Provided records

--

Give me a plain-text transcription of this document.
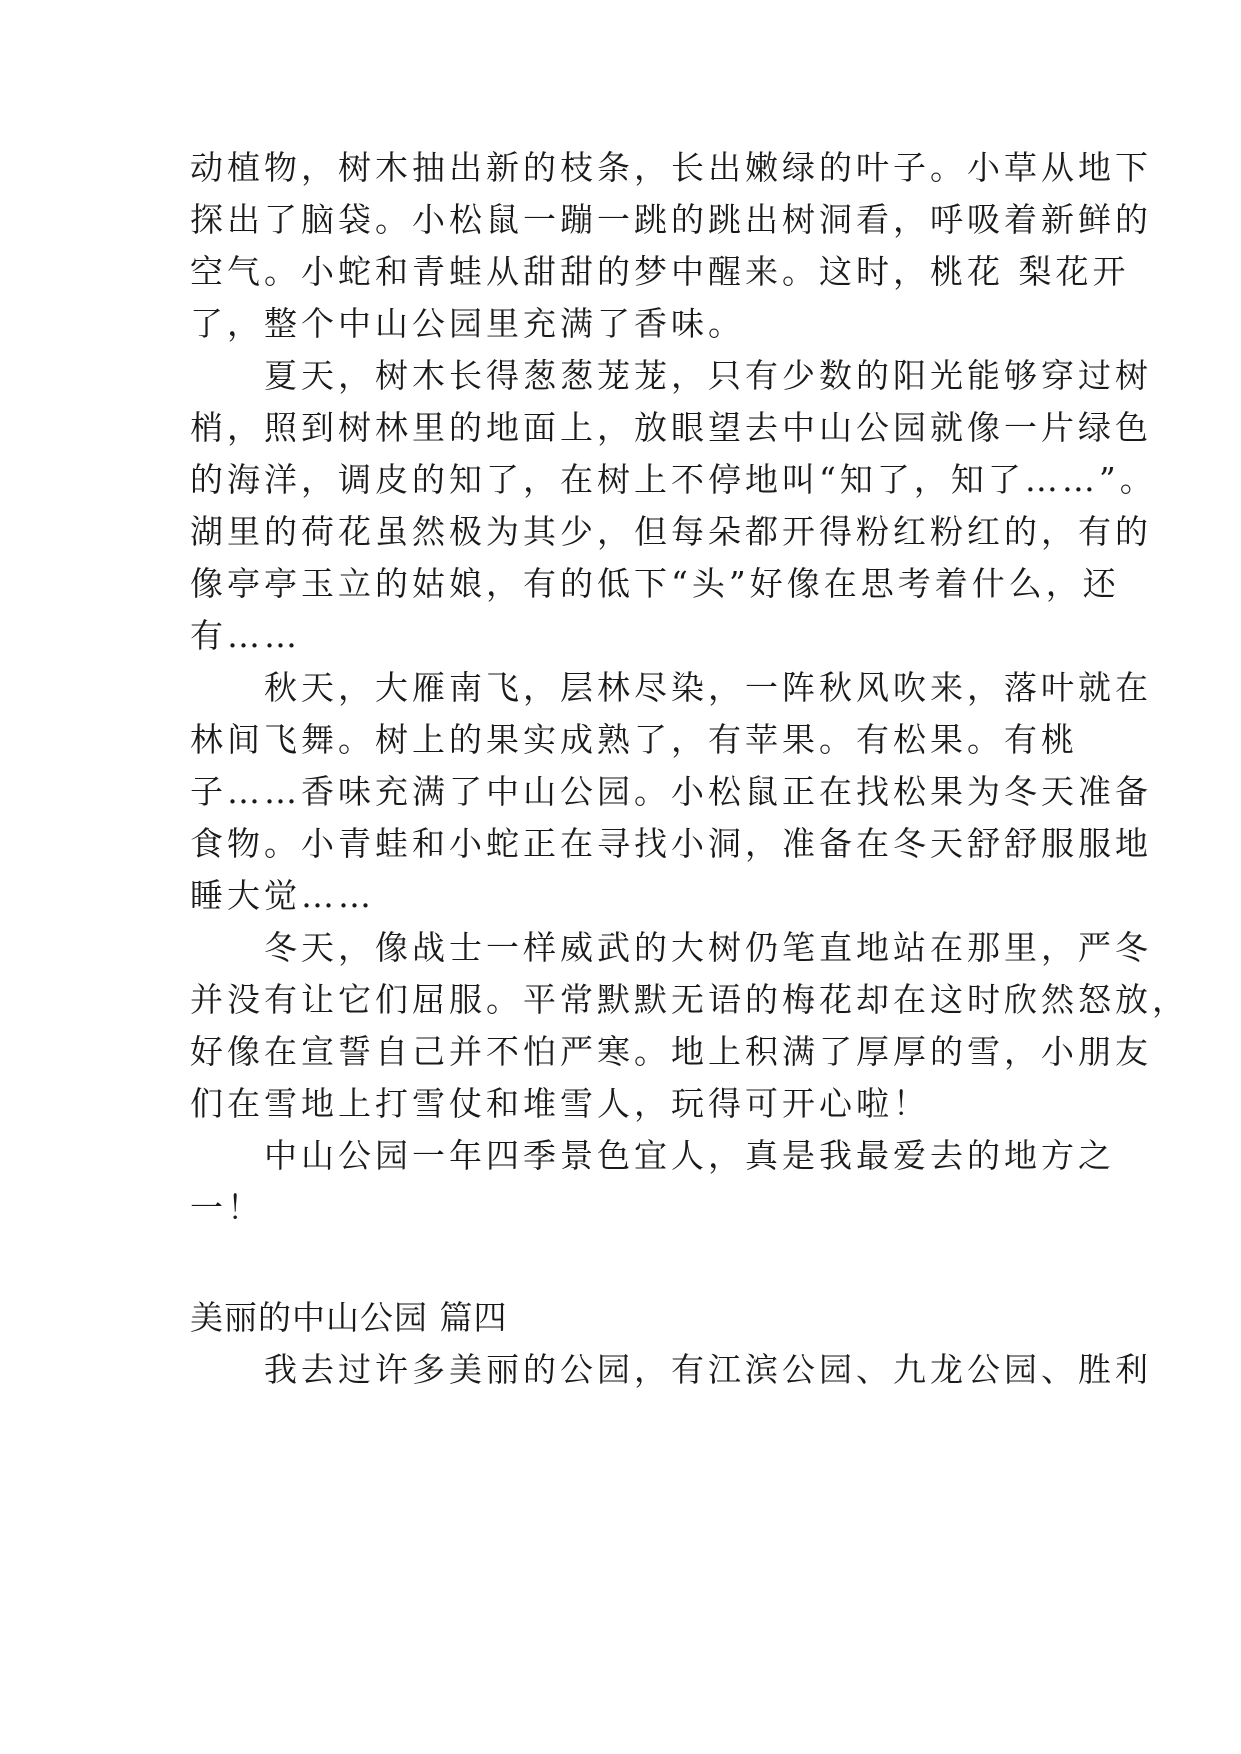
动植物，树木抽出新的枝条，长出嫩绿的叶子。小草从地下
探出了脑袋。小松鼠一蹦一跳的跳出树洞看，呼吸着新鲜的
空气。小蛇和青蛙从甜甜的梦中醒来。这时，桃花 梨花开
了，整个中山公园里充满了香味。
　　夏天，树木长得葱葱茏茏，只有少数的阳光能够穿过树
梢，照到树林里的地面上，放眼望去中山公园就像一片绿色
的海洋，调皮的知了，在树上不停地叫“知了，知了……”。
湖里的荷花虽然极为其少，但每朵都开得粉红粉红的，有的
像亭亭玉立的姑娘，有的低下“头”好像在思考着什么，还
有……
　　秋天，大雁南飞，层林尽染，一阵秋风吹来，落叶就在
林间飞舞。树上的果实成熟了，有苹果。有松果。有桃
子……香味充满了中山公园。小松鼠正在找松果为冬天准备
食物。小青蛙和小蛇正在寻找小洞，准备在冬天舒舒服服地
睡大觉……
　　冬天，像战士一样威武的大树仍笔直地站在那里，严冬
并没有让它们屈服。平常默默无语的梅花却在这时欣然怒放，
好像在宣誓自己并不怕严寒。地上积满了厚厚的雪，小朋友
们在雪地上打雪仗和堆雪人，玩得可开心啦！
　　中山公园一年四季景色宜人，真是我最爱去的地方之
一！
美丽的中山公园 篇四
　　我去过许多美丽的公园，有江滨公园、九龙公园、胜利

--

Short exercise
In your copy, repeat each record exactly and include no pictures.

Task answer
Give me a plain-text transcription of this document.
动植物，树木抽出新的枝条，长出嫩绿的叶子。小草从地下
探出了脑袋。小松鼠一蹦一跳的跳出树洞看，呼吸着新鲜的
空气。小蛇和青蛙从甜甜的梦中醒来。这时，桃花 梨花开
了，整个中山公园里充满了香味。
　　夏天，树木长得葱葱茏茏，只有少数的阳光能够穿过树
梢，照到树林里的地面上，放眼望去中山公园就像一片绿色
的海洋，调皮的知了，在树上不停地叫“知了，知了……”。
湖里的荷花虽然极为其少，但每朵都开得粉红粉红的，有的
像亭亭玉立的姑娘，有的低下“头”好像在思考着什么，还
有……
　　秋天，大雁南飞，层林尽染，一阵秋风吹来，落叶就在
林间飞舞。树上的果实成熟了，有苹果。有松果。有桃
子……香味充满了中山公园。小松鼠正在找松果为冬天准备
食物。小青蛙和小蛇正在寻找小洞，准备在冬天舒舒服服地
睡大觉……
　　冬天，像战士一样威武的大树仍笔直地站在那里，严冬
并没有让它们屈服。平常默默无语的梅花却在这时欣然怒放，
好像在宣誓自己并不怕严寒。地上积满了厚厚的雪，小朋友
们在雪地上打雪仗和堆雪人，玩得可开心啦！
　　中山公园一年四季景色宜人，真是我最爱去的地方之
一！
美丽的中山公园 篇四
　　我去过许多美丽的公园，有江滨公园、九龙公园、胜利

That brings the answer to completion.